Stated task: Print every line of the listing exactly, please.

── Supplied records ──

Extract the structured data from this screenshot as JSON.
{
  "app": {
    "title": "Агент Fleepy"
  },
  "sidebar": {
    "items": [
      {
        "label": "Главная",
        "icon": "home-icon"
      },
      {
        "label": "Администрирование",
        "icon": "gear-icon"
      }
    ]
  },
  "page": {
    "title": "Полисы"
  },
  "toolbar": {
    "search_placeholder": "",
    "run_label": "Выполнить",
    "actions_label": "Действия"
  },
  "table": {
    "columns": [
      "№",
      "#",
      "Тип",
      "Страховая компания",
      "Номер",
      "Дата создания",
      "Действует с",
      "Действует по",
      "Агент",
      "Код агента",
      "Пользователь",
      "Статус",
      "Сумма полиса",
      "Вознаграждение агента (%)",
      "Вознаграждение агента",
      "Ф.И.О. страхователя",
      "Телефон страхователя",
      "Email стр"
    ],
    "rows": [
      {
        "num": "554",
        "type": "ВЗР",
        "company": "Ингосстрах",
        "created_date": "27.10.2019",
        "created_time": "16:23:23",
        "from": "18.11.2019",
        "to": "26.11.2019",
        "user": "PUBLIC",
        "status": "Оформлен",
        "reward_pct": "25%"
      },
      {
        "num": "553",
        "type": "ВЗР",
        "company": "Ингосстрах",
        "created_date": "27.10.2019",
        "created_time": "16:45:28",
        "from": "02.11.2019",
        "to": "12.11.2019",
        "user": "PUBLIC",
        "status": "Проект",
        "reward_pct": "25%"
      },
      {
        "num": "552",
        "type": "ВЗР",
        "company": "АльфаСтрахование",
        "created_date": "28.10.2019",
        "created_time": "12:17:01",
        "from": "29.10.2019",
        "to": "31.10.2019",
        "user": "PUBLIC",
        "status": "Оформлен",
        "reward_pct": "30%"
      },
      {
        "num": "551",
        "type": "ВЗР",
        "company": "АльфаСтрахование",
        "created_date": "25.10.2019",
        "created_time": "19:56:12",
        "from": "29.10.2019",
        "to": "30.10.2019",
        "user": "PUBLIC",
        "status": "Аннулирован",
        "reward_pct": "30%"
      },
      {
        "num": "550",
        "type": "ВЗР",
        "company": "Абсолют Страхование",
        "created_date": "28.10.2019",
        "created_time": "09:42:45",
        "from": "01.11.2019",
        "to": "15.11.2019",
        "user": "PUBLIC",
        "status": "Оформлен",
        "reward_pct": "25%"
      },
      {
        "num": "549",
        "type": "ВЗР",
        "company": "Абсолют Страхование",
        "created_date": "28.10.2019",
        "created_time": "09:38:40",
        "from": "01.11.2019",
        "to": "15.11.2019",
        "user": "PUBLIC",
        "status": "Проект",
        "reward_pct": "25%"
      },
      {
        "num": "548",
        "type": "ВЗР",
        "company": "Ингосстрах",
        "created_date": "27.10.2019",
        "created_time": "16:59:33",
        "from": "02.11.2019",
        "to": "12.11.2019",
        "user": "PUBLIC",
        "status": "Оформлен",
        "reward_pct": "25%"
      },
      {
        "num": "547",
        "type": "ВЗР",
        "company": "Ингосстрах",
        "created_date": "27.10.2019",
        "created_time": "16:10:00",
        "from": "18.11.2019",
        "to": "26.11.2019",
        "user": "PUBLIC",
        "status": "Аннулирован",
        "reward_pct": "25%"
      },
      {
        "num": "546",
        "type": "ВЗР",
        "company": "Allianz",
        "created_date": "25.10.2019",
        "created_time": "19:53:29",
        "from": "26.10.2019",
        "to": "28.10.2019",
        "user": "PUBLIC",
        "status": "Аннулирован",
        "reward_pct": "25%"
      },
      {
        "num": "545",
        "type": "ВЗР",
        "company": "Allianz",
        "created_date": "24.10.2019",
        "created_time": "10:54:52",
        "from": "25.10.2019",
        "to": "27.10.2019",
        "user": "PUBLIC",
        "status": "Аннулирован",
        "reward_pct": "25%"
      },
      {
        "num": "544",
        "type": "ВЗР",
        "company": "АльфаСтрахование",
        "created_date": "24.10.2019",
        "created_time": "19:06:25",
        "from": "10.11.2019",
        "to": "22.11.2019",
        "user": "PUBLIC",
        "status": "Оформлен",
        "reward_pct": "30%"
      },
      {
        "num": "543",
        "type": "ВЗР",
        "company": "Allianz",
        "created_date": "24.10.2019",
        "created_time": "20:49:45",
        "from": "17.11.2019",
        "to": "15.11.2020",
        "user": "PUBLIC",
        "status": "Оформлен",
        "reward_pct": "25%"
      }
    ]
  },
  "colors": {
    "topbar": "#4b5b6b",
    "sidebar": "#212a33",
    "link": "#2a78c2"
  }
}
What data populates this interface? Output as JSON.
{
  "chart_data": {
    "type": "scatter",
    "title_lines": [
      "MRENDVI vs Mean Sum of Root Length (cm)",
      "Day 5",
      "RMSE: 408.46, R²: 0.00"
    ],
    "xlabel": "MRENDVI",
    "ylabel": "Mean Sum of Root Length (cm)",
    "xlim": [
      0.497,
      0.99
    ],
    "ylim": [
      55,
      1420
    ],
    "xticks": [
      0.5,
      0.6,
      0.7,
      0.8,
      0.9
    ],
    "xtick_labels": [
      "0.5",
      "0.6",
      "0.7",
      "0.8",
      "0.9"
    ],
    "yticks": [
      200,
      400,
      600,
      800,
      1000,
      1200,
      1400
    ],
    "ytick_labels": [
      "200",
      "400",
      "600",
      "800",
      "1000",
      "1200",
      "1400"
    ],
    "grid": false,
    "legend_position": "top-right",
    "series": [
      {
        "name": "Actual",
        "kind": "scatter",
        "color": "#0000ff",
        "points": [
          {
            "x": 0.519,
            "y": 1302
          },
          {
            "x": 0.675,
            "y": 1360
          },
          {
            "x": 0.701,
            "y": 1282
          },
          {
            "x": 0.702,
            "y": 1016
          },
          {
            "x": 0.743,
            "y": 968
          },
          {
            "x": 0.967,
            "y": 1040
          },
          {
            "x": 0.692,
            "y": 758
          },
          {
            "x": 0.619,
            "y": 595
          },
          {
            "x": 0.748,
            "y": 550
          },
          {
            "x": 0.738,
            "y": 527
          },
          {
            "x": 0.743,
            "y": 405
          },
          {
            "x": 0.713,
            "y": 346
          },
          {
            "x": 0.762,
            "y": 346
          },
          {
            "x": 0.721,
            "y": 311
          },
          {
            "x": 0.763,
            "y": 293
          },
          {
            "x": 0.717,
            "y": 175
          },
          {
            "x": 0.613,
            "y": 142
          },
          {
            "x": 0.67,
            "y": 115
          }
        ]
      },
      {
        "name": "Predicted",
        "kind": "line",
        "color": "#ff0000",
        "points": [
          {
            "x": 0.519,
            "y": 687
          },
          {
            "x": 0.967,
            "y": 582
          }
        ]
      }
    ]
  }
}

───

Written response:
Extract the structured data from this screenshot as JSON.
{
  "app": {
    "title": "Агент Fleepy"
  },
  "sidebar": {
    "items": [
      {
        "label": "Главная",
        "icon": "home-icon"
      },
      {
        "label": "Администрирование",
        "icon": "gear-icon"
      }
    ]
  },
  "page": {
    "title": "Полисы"
  },
  "toolbar": {
    "search_placeholder": "",
    "run_label": "Выполнить",
    "actions_label": "Действия"
  },
  "table": {
    "columns": [
      "№",
      "#",
      "Тип",
      "Страховая компания",
      "Номер",
      "Дата создания",
      "Действует с",
      "Действует по",
      "Агент",
      "Код агента",
      "Пользователь",
      "Статус",
      "Сумма полиса",
      "Вознаграждение агента (%)",
      "Вознаграждение агента",
      "Ф.И.О. страхователя",
      "Телефон страхователя",
      "Email стр"
    ],
    "rows": [
      {
        "num": "554",
        "type": "ВЗР",
        "company": "Ингосстрах",
        "created_date": "27.10.2019",
        "created_time": "16:23:23",
        "from": "18.11.2019",
        "to": "26.11.2019",
        "user": "PUBLIC",
        "status": "Оформлен",
        "reward_pct": "25%"
      },
      {
        "num": "553",
        "type": "ВЗР",
        "company": "Ингосстрах",
        "created_date": "27.10.2019",
        "created_time": "16:45:28",
        "from": "02.11.2019",
        "to": "12.11.2019",
        "user": "PUBLIC",
        "status": "Проект",
        "reward_pct": "25%"
      },
      {
        "num": "552",
        "type": "ВЗР",
        "company": "АльфаСтрахование",
        "created_date": "28.10.2019",
        "created_time": "12:17:01",
        "from": "29.10.2019",
        "to": "31.10.2019",
        "user": "PUBLIC",
        "status": "Оформлен",
        "reward_pct": "30%"
      },
      {
        "num": "551",
        "type": "ВЗР",
        "company": "АльфаСтрахование",
        "created_date": "25.10.2019",
        "created_time": "19:56:12",
        "from": "29.10.2019",
        "to": "30.10.2019",
        "user": "PUBLIC",
        "status": "Аннулирован",
        "reward_pct": "30%"
      },
      {
        "num": "550",
        "type": "ВЗР",
        "company": "Абсолют Страхование",
        "created_date": "28.10.2019",
        "created_time": "09:42:45",
        "from": "01.11.2019",
        "to": "15.11.2019",
        "user": "PUBLIC",
        "status": "Оформлен",
        "reward_pct": "25%"
      },
      {
        "num": "549",
        "type": "ВЗР",
        "company": "Абсолют Страхование",
        "created_date": "28.10.2019",
        "created_time": "09:38:40",
        "from": "01.11.2019",
        "to": "15.11.2019",
        "user": "PUBLIC",
        "status": "Проект",
        "reward_pct": "25%"
      },
      {
        "num": "548",
        "type": "ВЗР",
        "company": "Ингосстрах",
        "created_date": "27.10.2019",
        "created_time": "16:59:33",
        "from": "02.11.2019",
        "to": "12.11.2019",
        "user": "PUBLIC",
        "status": "Оформлен",
        "reward_pct": "25%"
      },
      {
        "num": "547",
        "type": "ВЗР",
        "company": "Ингосстрах",
        "created_date": "27.10.2019",
        "created_time": "16:10:00",
        "from": "18.11.2019",
        "to": "26.11.2019",
        "user": "PUBLIC",
        "status": "Аннулирован",
        "reward_pct": "25%"
      },
      {
        "num": "546",
        "type": "ВЗР",
        "company": "Allianz",
        "created_date": "25.10.2019",
        "created_time": "19:53:29",
        "from": "26.10.2019",
        "to": "28.10.2019",
        "user": "PUBLIC",
        "status": "Аннулирован",
        "reward_pct": "25%"
      },
      {
        "num": "545",
        "type": "ВЗР",
        "company": "Allianz",
        "created_date": "24.10.2019",
        "created_time": "10:54:52",
        "from": "25.10.2019",
        "to": "27.10.2019",
        "user": "PUBLIC",
        "status": "Аннулирован",
        "reward_pct": "25%"
      },
      {
        "num": "544",
        "type": "ВЗР",
        "company": "АльфаСтрахование",
        "created_date": "24.10.2019",
        "created_time": "19:06:25",
        "from": "10.11.2019",
        "to": "22.11.2019",
        "user": "PUBLIC",
        "status": "Оформлен",
        "reward_pct": "30%"
      },
      {
        "num": "543",
        "type": "ВЗР",
        "company": "Allianz",
        "created_date": "24.10.2019",
        "created_time": "20:49:45",
        "from": "17.11.2019",
        "to": "15.11.2020",
        "user": "PUBLIC",
        "status": "Оформлен",
        "reward_pct": "25%"
      }
    ]
  },
  "colors": {
    "topbar": "#4b5b6b",
    "sidebar": "#212a33",
    "link": "#2a78c2"
  }
}
What data populates this interface? Output as JSON.
{
  "chart_data": {
    "type": "scatter",
    "title_lines": [
      "MRENDVI vs Mean Sum of Root Length (cm)",
      "Day 5",
      "RMSE: 408.46, R²: 0.00"
    ],
    "xlabel": "MRENDVI",
    "ylabel": "Mean Sum of Root Length (cm)",
    "xlim": [
      0.497,
      0.99
    ],
    "ylim": [
      55,
      1420
    ],
    "xticks": [
      0.5,
      0.6,
      0.7,
      0.8,
      0.9
    ],
    "xtick_labels": [
      "0.5",
      "0.6",
      "0.7",
      "0.8",
      "0.9"
    ],
    "yticks": [
      200,
      400,
      600,
      800,
      1000,
      1200,
      1400
    ],
    "ytick_labels": [
      "200",
      "400",
      "600",
      "800",
      "1000",
      "1200",
      "1400"
    ],
    "grid": false,
    "legend_position": "top-right",
    "series": [
      {
        "name": "Actual",
        "kind": "scatter",
        "color": "#0000ff",
        "points": [
          {
            "x": 0.519,
            "y": 1302
          },
          {
            "x": 0.675,
            "y": 1360
          },
          {
            "x": 0.701,
            "y": 1282
          },
          {
            "x": 0.702,
            "y": 1016
          },
          {
            "x": 0.743,
            "y": 968
          },
          {
            "x": 0.967,
            "y": 1040
          },
          {
            "x": 0.692,
            "y": 758
          },
          {
            "x": 0.619,
            "y": 595
          },
          {
            "x": 0.748,
            "y": 550
          },
          {
            "x": 0.738,
            "y": 527
          },
          {
            "x": 0.743,
            "y": 405
          },
          {
            "x": 0.713,
            "y": 346
          },
          {
            "x": 0.762,
            "y": 346
          },
          {
            "x": 0.721,
            "y": 311
          },
          {
            "x": 0.763,
            "y": 293
          },
          {
            "x": 0.717,
            "y": 175
          },
          {
            "x": 0.613,
            "y": 142
          },
          {
            "x": 0.67,
            "y": 115
          }
        ]
      },
      {
        "name": "Predicted",
        "kind": "line",
        "color": "#ff0000",
        "points": [
          {
            "x": 0.519,
            "y": 687
          },
          {
            "x": 0.967,
            "y": 582
          }
        ]
      }
    ]
  }
}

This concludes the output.